START Excerpted records

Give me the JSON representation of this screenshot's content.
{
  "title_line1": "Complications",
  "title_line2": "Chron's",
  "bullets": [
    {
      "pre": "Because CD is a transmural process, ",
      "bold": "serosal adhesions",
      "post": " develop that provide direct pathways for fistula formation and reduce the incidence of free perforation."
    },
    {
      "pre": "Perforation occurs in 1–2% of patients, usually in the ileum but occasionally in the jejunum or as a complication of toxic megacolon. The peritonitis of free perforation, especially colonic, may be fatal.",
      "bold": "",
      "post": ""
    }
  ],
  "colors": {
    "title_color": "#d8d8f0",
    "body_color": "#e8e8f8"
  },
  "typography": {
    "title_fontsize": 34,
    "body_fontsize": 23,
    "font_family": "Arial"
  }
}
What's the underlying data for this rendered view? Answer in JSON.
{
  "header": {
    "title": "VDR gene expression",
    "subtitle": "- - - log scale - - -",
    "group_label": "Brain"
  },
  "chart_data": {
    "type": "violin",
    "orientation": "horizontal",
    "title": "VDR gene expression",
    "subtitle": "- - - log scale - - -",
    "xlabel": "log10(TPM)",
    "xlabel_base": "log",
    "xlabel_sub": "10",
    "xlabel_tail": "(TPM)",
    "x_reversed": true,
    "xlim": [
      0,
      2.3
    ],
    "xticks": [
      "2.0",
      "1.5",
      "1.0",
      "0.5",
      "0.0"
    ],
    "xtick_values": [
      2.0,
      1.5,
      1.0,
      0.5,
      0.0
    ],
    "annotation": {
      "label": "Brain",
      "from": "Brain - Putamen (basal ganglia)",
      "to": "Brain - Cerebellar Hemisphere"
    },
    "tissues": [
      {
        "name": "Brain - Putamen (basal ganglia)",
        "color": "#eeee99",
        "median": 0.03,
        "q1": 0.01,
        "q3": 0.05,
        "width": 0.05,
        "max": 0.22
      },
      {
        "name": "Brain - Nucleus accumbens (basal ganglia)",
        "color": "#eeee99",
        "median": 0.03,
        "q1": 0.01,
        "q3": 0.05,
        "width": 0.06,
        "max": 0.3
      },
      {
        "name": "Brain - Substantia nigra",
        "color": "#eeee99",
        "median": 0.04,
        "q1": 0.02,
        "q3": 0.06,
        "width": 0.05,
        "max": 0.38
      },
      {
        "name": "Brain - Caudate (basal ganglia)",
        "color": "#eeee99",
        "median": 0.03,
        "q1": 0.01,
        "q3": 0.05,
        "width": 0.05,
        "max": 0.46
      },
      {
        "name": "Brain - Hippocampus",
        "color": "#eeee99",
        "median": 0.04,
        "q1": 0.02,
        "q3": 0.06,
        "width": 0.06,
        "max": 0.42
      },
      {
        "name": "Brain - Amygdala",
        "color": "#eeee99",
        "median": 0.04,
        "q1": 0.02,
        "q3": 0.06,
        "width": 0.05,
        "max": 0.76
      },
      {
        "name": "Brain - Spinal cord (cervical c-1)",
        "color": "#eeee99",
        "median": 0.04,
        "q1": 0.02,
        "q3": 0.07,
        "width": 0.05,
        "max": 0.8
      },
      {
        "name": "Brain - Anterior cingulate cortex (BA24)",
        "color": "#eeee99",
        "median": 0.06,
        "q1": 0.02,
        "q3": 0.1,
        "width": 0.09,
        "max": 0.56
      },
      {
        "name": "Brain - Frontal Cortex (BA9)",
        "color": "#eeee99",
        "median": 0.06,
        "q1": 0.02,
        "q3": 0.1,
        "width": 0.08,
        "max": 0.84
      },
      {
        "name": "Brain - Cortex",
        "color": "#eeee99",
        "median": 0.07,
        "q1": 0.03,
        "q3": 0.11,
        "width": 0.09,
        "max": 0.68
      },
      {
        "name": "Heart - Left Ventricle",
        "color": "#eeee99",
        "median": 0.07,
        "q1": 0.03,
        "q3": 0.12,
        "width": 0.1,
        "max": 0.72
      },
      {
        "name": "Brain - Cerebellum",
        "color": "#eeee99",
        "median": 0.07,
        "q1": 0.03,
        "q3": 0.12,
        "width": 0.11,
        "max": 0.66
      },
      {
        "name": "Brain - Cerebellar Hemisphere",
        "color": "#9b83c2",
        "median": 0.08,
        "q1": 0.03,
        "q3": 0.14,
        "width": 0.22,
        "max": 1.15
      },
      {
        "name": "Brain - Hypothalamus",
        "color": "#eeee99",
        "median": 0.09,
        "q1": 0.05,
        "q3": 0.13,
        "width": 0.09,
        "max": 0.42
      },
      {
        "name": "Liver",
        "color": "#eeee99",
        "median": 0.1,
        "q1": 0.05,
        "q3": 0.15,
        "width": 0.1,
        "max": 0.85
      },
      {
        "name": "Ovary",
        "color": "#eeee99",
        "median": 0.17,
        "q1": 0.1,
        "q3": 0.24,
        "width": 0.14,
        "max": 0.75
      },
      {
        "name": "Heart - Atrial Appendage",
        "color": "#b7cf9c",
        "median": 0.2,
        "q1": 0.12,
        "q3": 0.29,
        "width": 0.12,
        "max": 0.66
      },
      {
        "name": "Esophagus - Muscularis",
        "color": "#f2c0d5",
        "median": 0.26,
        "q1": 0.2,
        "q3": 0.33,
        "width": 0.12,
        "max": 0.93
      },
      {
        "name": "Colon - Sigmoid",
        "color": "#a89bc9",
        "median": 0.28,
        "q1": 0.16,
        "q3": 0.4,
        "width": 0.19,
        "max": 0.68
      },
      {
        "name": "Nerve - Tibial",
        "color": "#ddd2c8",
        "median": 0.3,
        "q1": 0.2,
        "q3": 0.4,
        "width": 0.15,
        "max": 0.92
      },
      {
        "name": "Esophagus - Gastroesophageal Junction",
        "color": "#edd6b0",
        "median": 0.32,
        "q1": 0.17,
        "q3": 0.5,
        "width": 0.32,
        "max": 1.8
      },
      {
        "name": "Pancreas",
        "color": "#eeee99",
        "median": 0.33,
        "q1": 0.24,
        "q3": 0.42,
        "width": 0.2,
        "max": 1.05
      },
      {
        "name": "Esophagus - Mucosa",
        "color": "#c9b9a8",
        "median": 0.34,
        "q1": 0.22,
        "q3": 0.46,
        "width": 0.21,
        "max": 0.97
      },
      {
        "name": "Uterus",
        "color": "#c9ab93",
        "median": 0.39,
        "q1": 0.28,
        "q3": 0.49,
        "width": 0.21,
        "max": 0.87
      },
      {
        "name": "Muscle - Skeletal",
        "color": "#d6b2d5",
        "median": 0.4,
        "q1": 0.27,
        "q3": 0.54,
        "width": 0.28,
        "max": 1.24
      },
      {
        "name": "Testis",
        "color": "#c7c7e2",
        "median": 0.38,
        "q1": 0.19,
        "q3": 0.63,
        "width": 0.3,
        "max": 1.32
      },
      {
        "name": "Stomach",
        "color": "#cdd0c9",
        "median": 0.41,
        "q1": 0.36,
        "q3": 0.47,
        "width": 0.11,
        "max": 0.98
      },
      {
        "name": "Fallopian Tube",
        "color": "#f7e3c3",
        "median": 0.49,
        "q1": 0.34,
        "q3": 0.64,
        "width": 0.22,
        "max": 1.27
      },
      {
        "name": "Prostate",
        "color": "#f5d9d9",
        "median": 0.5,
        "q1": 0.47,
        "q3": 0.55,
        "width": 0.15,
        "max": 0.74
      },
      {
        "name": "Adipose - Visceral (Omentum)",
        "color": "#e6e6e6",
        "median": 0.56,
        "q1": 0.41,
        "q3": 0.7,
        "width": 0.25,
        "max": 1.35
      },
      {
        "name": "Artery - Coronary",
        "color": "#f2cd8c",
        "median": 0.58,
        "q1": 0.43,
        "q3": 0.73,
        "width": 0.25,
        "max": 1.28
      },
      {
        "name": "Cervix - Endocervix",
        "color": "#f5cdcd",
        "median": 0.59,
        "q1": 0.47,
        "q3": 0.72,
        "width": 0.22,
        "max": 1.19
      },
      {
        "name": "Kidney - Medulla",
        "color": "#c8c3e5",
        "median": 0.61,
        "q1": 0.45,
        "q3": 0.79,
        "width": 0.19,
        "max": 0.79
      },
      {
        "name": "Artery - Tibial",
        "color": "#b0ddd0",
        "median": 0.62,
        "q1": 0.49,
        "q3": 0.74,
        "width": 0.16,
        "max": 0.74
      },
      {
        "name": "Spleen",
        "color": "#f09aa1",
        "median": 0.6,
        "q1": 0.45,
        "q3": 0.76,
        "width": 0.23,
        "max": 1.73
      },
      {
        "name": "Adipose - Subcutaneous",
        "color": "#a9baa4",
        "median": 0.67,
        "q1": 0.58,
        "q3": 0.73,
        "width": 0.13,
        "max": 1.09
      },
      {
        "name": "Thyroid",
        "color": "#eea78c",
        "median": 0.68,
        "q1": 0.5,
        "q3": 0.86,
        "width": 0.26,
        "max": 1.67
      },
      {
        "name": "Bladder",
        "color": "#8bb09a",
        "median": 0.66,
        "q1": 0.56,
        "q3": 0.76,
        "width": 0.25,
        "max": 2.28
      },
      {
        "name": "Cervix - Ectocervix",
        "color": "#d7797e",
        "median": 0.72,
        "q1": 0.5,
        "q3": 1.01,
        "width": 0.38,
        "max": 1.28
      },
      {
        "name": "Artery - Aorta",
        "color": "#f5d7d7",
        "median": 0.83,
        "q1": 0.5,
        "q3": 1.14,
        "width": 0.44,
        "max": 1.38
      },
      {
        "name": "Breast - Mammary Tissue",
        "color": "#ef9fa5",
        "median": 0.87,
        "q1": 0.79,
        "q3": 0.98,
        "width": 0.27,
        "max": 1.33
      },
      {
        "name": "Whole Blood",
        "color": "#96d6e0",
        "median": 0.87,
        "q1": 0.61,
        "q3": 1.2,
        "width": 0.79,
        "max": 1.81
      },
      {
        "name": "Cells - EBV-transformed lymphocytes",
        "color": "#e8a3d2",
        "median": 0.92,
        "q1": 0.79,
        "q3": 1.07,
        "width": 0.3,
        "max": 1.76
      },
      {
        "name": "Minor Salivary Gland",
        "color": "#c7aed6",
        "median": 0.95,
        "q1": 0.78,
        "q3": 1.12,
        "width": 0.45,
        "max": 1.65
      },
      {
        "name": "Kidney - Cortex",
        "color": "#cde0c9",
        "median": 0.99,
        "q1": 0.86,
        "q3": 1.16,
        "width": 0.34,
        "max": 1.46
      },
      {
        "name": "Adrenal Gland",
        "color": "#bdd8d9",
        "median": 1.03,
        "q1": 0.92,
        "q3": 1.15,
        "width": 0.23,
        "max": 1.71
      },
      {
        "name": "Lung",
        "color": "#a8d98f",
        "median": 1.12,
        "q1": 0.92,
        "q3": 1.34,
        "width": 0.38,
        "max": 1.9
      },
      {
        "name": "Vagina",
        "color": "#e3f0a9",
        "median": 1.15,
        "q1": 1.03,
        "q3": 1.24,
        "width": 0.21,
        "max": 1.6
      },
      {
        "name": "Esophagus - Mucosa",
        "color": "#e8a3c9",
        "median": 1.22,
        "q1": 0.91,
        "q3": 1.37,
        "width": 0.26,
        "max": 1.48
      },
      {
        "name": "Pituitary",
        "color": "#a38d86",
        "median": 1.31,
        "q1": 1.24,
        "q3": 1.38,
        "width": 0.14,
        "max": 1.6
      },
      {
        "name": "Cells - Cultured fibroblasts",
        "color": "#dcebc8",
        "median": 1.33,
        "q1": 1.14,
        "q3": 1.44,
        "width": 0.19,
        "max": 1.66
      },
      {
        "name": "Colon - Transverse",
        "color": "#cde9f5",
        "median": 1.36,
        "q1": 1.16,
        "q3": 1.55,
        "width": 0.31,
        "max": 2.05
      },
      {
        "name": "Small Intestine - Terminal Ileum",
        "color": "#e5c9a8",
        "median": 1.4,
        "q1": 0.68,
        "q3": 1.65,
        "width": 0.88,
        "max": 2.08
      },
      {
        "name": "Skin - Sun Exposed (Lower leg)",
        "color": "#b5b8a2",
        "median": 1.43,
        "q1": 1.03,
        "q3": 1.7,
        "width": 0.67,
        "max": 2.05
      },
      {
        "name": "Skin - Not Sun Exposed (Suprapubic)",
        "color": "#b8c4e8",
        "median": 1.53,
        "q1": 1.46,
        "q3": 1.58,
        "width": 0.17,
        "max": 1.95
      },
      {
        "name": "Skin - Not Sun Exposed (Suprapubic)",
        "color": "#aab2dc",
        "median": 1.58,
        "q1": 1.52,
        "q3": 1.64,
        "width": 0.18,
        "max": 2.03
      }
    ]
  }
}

END Excerpted records

> _Exercise_
Check each line above for the word "Heart" and copy the ones that have it.

> _Response box_
        "name": "Heart - Left Ventricle",
        "name": "Heart - Atrial Appendage",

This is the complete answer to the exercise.